• [What this task involves] Copy each line of the data below with the word "lattice".

• [Recorded data]
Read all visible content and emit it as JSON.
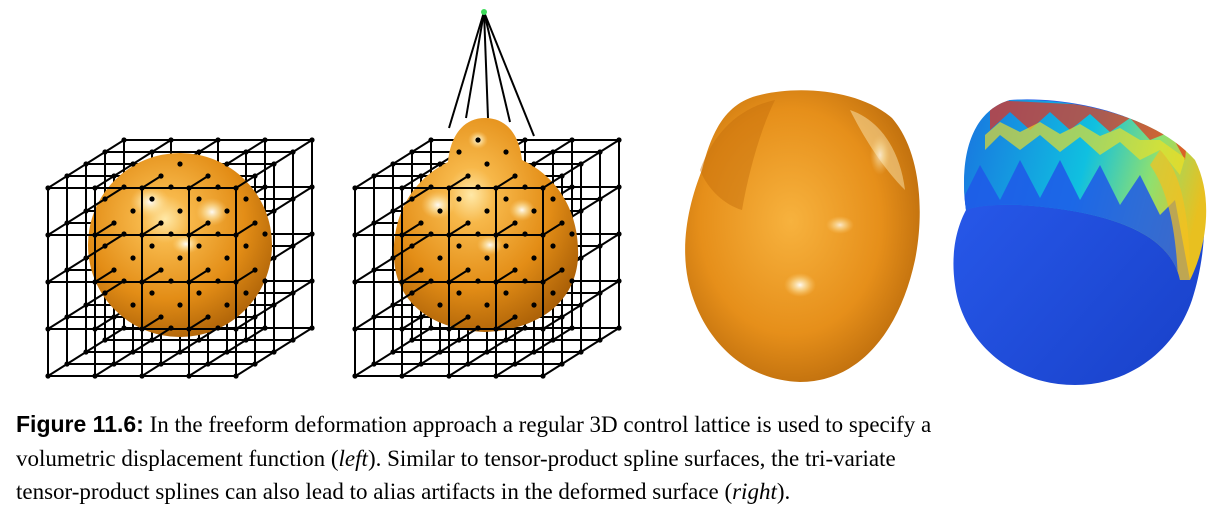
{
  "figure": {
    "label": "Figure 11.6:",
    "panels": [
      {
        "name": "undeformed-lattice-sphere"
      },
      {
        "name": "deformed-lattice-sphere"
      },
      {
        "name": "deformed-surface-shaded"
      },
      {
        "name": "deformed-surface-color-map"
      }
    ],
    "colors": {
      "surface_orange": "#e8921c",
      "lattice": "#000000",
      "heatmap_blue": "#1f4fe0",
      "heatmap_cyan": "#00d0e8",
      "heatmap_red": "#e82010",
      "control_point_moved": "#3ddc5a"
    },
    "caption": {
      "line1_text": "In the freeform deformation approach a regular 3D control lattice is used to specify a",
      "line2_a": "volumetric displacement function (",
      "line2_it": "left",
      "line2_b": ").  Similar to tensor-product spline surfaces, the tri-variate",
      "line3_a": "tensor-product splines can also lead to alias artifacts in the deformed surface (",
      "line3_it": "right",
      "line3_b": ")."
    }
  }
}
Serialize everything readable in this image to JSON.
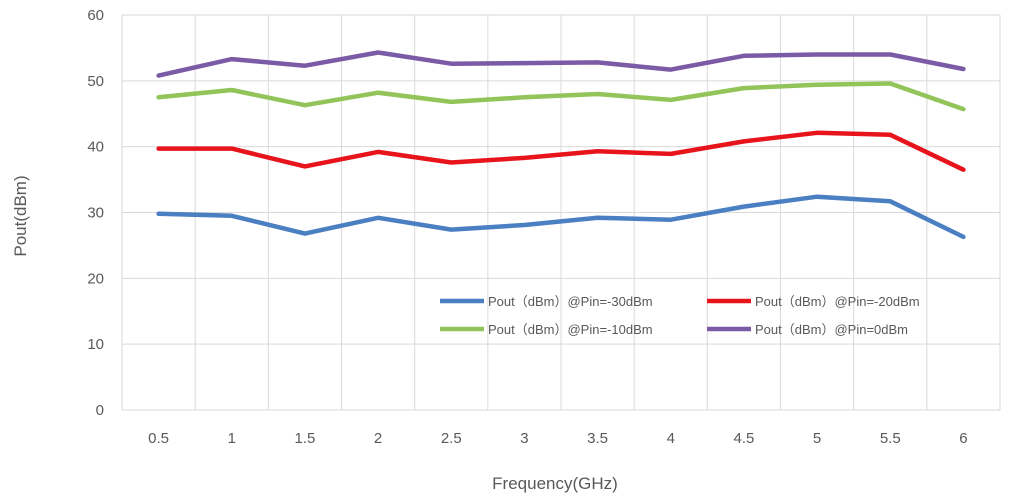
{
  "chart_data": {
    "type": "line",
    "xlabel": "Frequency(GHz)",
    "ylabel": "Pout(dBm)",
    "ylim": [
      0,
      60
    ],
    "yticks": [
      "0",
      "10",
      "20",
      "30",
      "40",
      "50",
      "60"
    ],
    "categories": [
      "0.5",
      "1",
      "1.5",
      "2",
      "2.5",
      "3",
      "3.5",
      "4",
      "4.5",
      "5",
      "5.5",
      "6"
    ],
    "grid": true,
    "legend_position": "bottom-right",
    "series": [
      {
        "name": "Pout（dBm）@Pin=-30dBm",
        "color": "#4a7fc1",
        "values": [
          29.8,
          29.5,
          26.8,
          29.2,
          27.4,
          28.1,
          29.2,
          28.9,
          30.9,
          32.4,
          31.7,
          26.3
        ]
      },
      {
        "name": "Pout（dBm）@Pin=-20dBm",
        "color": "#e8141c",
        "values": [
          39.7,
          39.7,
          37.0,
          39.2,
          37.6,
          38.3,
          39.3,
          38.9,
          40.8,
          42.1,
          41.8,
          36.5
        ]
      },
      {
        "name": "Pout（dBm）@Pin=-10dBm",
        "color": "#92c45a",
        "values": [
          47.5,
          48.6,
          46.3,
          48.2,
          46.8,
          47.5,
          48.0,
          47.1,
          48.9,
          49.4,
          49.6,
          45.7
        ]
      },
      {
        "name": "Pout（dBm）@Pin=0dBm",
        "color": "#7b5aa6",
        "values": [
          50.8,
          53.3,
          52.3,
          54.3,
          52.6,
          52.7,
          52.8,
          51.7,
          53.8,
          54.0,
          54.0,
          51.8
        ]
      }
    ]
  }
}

...

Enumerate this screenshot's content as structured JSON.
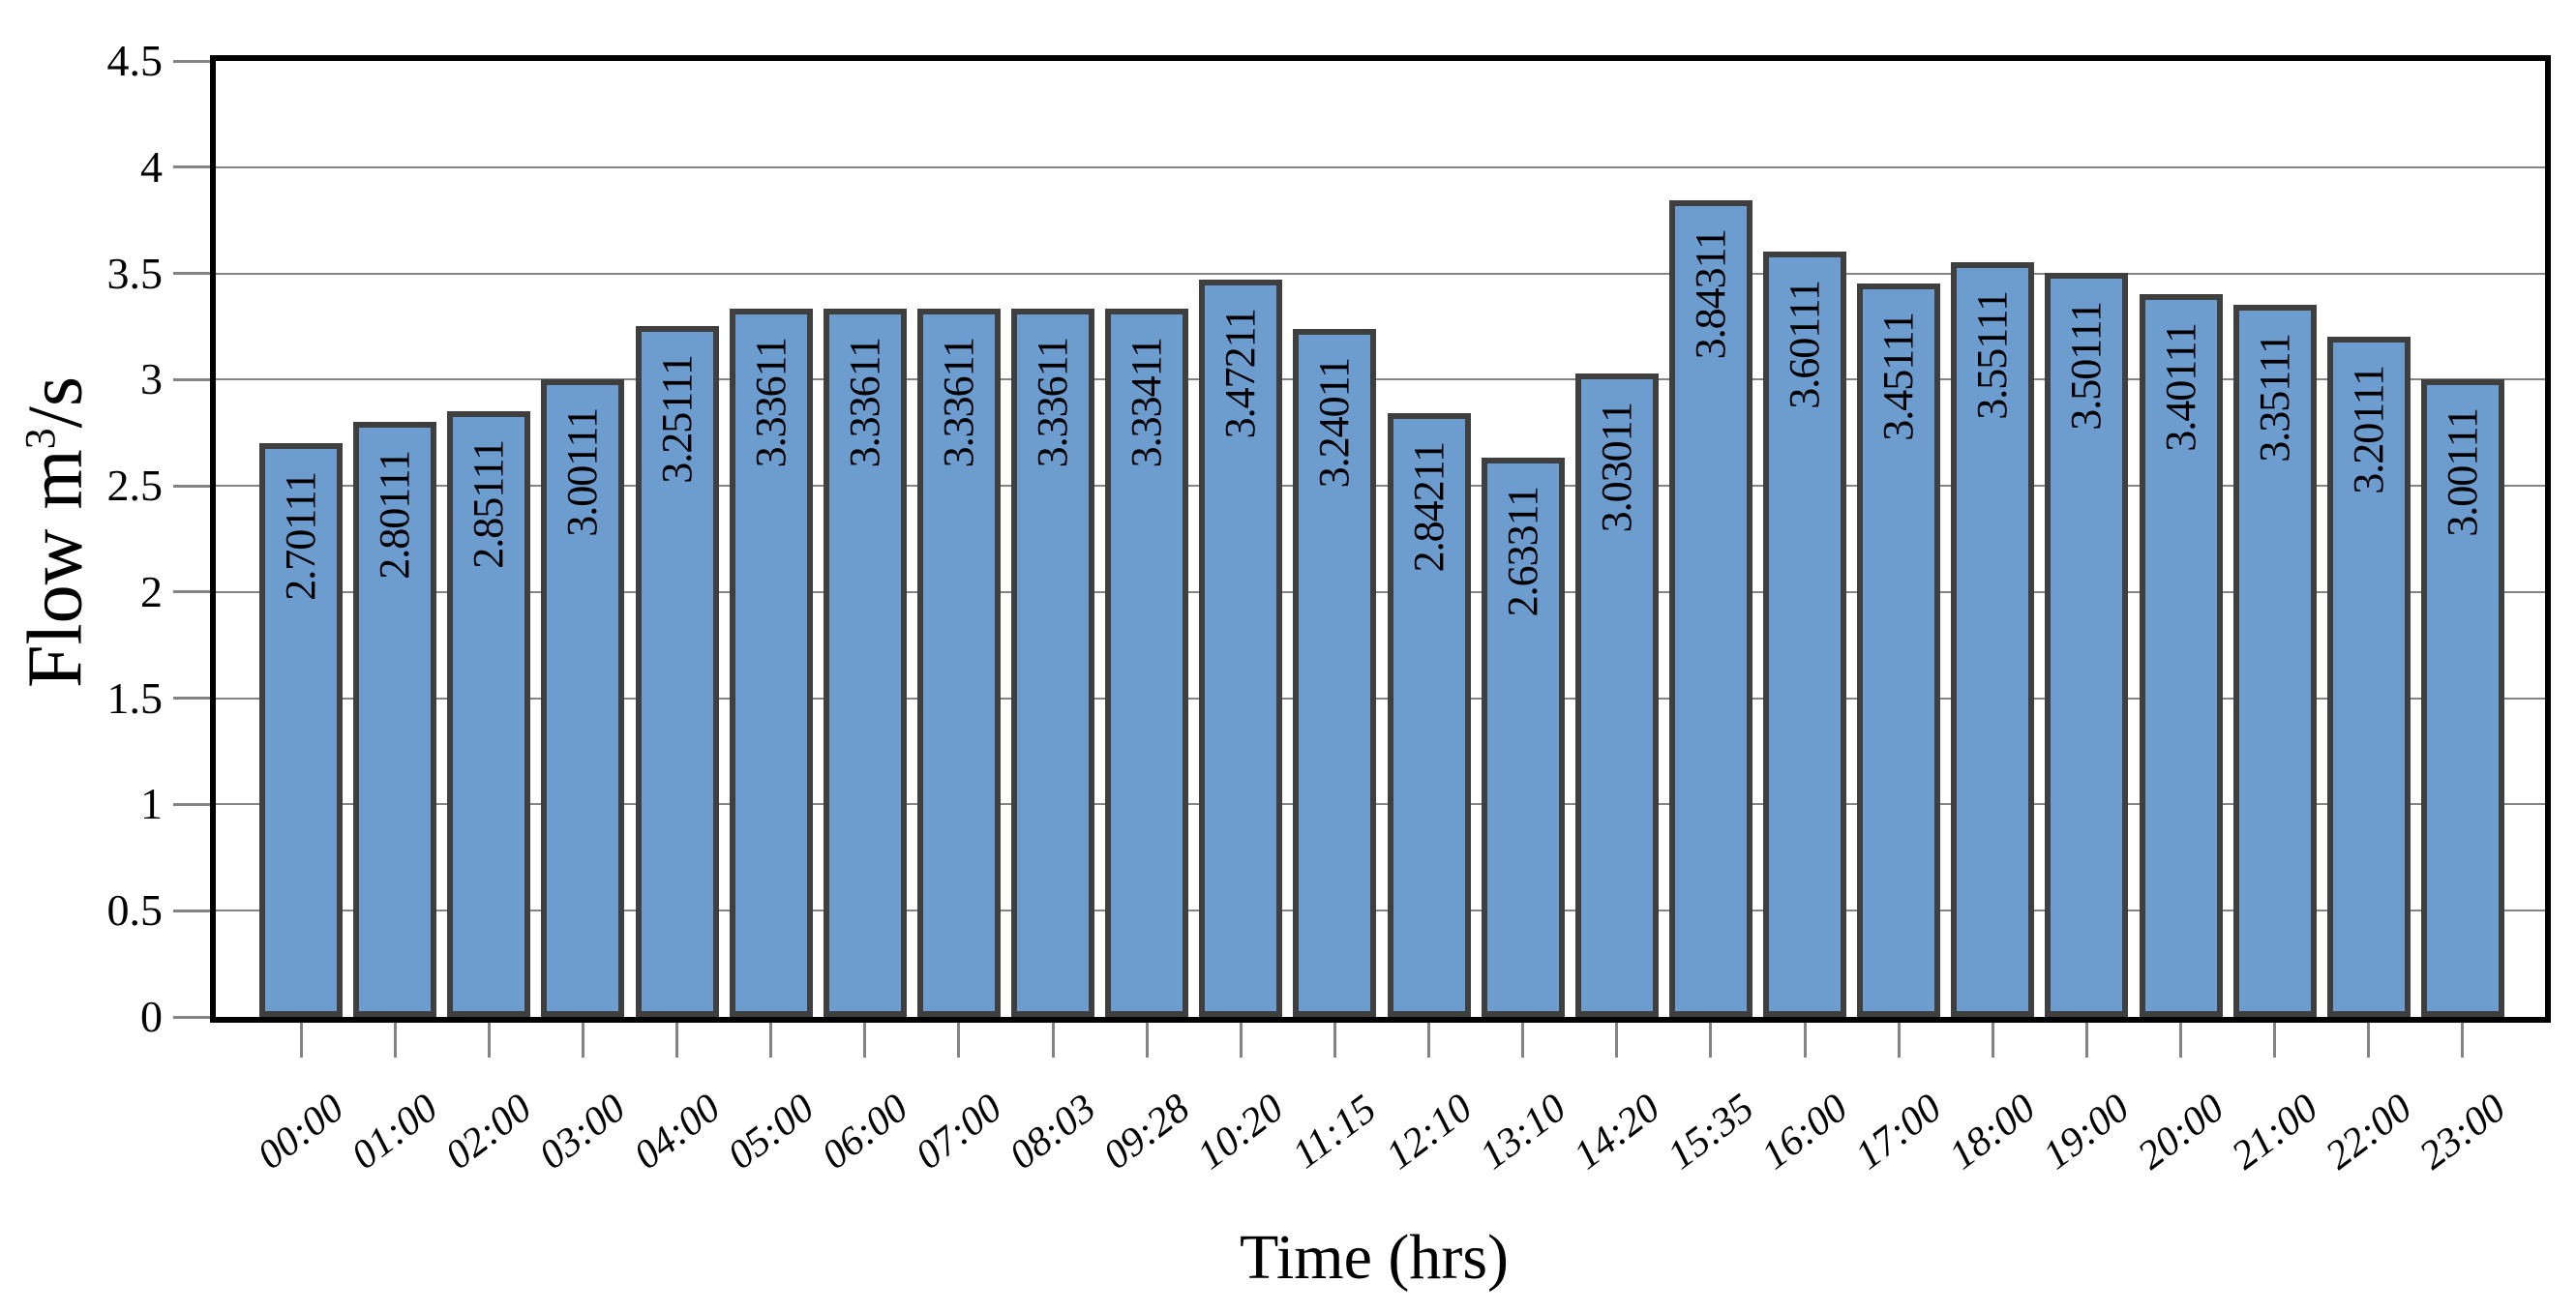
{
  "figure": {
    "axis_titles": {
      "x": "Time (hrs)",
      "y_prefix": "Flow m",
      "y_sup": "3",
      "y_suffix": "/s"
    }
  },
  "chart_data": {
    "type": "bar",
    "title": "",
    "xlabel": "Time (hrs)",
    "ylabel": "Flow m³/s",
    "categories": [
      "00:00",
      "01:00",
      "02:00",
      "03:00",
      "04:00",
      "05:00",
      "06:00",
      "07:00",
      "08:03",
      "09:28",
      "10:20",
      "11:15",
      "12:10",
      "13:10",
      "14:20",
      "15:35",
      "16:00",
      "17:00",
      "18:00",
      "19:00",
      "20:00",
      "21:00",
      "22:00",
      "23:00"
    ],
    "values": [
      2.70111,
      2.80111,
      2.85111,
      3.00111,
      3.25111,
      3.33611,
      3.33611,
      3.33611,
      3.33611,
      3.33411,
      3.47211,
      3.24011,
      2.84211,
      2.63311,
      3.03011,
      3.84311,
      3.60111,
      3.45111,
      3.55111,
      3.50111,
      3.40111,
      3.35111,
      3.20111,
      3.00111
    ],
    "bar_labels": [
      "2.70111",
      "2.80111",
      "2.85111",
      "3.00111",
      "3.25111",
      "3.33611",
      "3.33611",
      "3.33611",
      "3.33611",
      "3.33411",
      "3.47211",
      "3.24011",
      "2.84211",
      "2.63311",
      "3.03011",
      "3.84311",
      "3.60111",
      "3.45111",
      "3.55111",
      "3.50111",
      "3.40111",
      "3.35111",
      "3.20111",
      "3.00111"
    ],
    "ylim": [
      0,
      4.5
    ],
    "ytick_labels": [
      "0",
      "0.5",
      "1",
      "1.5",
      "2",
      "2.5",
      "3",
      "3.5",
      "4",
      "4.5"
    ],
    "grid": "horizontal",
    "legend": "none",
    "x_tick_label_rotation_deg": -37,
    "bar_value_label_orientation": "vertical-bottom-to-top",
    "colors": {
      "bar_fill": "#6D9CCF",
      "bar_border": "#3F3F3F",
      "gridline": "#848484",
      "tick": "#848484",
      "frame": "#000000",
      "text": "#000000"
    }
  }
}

* * *

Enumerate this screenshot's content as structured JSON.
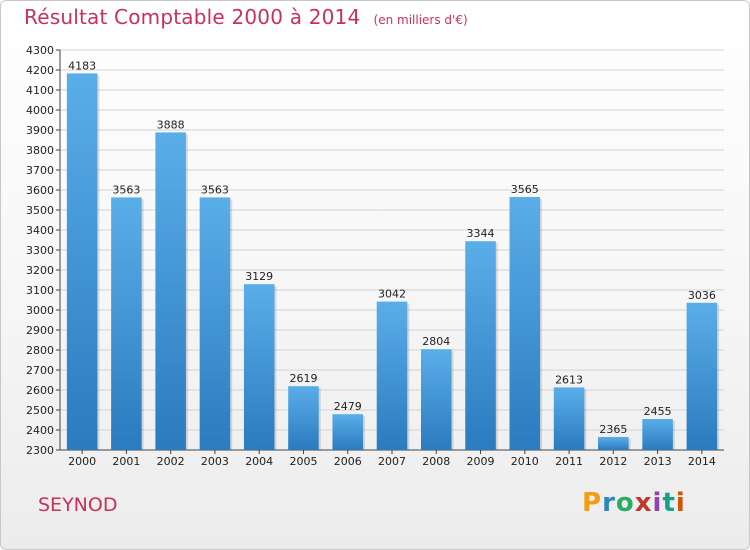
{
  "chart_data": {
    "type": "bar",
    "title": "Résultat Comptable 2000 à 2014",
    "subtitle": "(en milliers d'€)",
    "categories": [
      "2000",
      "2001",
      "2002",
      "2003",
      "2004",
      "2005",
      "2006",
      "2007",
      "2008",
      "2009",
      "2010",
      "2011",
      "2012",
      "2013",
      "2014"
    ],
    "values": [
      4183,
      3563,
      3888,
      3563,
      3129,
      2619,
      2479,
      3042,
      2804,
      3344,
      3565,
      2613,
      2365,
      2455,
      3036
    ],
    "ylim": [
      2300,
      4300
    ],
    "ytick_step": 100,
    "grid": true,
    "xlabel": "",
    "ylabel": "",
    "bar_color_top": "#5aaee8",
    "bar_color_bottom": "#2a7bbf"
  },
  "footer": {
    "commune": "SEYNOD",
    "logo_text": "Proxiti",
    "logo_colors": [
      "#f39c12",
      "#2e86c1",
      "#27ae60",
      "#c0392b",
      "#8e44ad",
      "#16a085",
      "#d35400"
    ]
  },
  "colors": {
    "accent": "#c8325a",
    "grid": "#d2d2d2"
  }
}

• [The completed task]
        "name": "undeformed-lattice-sphere"
        "name": "deformed-lattice-sphere"
      "lattice": "#000000",
      "line1_text": "In the freeform deformation approach a regular 3D control lattice is used to specify a",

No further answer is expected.